#### Task directions
Which lines contain the word "equation"? Return each of them as written.

══════════

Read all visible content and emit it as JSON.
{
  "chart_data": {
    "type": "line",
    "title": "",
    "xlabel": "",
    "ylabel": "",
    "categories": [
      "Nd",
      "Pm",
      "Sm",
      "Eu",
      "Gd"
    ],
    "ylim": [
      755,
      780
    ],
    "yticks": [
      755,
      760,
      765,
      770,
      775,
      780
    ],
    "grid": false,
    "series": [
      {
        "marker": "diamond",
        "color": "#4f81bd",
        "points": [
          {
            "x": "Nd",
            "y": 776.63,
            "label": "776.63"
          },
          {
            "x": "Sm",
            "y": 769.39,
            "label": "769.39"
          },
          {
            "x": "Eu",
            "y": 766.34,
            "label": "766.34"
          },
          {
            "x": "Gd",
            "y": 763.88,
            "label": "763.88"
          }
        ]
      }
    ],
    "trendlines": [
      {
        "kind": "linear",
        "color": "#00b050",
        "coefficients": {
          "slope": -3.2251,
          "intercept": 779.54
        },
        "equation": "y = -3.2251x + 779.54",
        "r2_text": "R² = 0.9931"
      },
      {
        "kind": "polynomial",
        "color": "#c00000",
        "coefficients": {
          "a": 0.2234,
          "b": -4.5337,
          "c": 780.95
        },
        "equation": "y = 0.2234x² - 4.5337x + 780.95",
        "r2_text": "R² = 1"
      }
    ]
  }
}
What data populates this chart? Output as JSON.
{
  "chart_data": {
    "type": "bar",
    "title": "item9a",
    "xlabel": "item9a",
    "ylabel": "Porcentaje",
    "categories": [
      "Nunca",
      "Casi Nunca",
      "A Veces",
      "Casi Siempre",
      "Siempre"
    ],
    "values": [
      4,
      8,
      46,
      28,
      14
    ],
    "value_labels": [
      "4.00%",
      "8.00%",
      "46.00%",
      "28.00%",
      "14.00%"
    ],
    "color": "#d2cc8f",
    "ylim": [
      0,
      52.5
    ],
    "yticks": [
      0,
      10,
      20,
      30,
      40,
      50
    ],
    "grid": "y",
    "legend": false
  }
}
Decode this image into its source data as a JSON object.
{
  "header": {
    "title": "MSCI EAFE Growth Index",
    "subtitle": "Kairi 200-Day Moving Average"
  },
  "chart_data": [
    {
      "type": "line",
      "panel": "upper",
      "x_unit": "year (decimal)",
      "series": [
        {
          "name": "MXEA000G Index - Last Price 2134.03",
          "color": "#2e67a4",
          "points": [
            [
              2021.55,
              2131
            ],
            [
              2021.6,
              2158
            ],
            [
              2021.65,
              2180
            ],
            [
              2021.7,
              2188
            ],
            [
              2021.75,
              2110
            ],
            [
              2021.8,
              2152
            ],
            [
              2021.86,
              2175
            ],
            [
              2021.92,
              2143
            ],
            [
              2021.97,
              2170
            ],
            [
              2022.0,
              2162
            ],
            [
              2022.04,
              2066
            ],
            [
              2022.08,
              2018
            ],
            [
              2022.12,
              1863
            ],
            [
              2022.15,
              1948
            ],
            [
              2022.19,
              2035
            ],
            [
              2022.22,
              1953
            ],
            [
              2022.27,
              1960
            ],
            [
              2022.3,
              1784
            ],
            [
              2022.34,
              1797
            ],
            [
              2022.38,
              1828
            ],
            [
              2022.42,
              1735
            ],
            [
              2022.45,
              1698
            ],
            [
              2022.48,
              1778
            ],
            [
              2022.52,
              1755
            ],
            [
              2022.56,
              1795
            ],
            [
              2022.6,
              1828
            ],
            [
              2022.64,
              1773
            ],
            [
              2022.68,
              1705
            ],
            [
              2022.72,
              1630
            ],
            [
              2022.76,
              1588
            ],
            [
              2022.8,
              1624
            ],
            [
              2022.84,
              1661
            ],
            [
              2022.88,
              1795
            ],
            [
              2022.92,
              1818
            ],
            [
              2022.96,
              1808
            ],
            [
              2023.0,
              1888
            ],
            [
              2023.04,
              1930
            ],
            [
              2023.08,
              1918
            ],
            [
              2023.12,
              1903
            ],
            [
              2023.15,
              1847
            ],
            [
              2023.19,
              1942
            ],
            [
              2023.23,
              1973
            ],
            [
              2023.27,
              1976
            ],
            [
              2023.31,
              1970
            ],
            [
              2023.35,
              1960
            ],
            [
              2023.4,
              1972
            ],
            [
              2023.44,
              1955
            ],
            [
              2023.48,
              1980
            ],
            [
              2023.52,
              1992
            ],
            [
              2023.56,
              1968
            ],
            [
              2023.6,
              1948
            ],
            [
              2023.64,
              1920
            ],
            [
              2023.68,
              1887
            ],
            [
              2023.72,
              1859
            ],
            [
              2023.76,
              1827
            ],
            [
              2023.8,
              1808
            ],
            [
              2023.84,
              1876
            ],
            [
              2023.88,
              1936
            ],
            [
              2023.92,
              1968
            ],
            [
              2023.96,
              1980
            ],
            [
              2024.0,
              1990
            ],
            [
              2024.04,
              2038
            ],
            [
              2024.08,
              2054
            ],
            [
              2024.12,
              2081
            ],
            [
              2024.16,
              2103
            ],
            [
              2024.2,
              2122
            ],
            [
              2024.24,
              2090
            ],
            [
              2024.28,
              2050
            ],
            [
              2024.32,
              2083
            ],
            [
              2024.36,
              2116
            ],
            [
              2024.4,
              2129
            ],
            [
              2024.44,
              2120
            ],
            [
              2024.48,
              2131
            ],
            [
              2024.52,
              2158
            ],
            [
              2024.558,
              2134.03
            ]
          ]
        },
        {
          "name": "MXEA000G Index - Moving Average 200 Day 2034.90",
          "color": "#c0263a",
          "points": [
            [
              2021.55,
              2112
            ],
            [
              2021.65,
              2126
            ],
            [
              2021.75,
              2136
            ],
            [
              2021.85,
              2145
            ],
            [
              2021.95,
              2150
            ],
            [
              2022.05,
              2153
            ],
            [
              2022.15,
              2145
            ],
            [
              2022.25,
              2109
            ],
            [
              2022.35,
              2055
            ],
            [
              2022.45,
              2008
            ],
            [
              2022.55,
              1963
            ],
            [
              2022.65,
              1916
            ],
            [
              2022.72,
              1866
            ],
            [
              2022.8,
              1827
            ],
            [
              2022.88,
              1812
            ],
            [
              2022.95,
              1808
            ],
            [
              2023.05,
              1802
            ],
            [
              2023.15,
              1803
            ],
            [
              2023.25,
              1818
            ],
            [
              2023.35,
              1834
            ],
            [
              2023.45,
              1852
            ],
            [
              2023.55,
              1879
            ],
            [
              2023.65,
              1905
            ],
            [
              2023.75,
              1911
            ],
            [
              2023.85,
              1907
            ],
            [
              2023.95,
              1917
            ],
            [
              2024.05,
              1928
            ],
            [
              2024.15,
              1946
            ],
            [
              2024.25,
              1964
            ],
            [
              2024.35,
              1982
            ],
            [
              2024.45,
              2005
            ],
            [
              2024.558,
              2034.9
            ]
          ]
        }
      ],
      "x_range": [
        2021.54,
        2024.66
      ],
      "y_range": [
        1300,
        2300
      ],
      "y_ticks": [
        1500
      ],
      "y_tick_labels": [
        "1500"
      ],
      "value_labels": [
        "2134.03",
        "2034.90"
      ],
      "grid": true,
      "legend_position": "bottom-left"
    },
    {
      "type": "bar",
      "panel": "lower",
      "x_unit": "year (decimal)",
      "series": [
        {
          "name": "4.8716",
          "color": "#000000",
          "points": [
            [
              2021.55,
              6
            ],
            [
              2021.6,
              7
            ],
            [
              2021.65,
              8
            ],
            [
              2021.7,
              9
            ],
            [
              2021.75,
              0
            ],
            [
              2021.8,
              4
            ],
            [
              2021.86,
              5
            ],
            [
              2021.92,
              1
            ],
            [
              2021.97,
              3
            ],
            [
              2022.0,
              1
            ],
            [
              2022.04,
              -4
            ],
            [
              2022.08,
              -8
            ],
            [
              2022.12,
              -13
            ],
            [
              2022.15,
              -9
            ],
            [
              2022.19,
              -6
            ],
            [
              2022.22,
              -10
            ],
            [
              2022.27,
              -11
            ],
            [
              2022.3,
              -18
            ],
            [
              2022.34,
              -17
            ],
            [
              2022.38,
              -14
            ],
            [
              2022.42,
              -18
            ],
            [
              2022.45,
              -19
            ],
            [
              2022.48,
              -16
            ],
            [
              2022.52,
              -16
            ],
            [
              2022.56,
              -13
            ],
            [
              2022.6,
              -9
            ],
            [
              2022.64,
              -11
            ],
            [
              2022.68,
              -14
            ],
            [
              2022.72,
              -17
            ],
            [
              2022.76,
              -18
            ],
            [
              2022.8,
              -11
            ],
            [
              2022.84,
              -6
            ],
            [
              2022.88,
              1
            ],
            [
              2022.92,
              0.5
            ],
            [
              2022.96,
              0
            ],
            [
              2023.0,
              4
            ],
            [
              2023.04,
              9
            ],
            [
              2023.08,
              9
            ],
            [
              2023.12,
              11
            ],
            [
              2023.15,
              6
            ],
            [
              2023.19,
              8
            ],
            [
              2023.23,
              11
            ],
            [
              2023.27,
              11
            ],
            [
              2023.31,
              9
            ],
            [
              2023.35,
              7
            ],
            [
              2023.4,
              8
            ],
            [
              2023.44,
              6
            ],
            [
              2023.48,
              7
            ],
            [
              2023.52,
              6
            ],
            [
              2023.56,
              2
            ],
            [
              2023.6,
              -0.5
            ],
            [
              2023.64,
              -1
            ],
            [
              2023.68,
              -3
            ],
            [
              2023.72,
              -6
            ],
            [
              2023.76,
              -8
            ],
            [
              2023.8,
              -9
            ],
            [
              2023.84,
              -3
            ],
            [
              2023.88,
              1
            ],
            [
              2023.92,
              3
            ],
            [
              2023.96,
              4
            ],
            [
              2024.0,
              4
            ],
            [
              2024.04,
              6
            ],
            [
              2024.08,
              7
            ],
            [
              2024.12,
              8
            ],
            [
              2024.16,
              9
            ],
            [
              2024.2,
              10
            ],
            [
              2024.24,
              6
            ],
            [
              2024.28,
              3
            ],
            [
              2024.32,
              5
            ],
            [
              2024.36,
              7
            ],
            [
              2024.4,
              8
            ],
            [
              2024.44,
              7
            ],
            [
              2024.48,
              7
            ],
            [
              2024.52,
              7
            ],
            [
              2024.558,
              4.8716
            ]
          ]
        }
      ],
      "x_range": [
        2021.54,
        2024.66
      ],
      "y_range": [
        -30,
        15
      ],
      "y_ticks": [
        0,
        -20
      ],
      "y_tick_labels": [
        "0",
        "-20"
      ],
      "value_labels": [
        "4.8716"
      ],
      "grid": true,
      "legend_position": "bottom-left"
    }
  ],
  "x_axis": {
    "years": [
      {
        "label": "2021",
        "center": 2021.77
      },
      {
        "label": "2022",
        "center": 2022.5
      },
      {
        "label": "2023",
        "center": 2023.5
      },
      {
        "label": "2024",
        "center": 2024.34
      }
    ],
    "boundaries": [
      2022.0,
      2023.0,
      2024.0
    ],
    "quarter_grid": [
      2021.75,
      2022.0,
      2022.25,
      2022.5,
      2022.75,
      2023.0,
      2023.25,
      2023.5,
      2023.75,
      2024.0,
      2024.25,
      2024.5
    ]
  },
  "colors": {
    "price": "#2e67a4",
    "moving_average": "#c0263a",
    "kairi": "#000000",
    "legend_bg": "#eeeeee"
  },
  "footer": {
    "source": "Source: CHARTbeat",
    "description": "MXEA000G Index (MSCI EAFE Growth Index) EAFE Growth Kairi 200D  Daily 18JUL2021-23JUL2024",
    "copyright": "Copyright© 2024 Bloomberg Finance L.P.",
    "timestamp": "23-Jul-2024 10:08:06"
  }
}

══════════

#### Worked solution
        "equation": "y = -3.2251x + 779.54",
        "equation": "y = 0.2234x² - 4.5337x + 780.95",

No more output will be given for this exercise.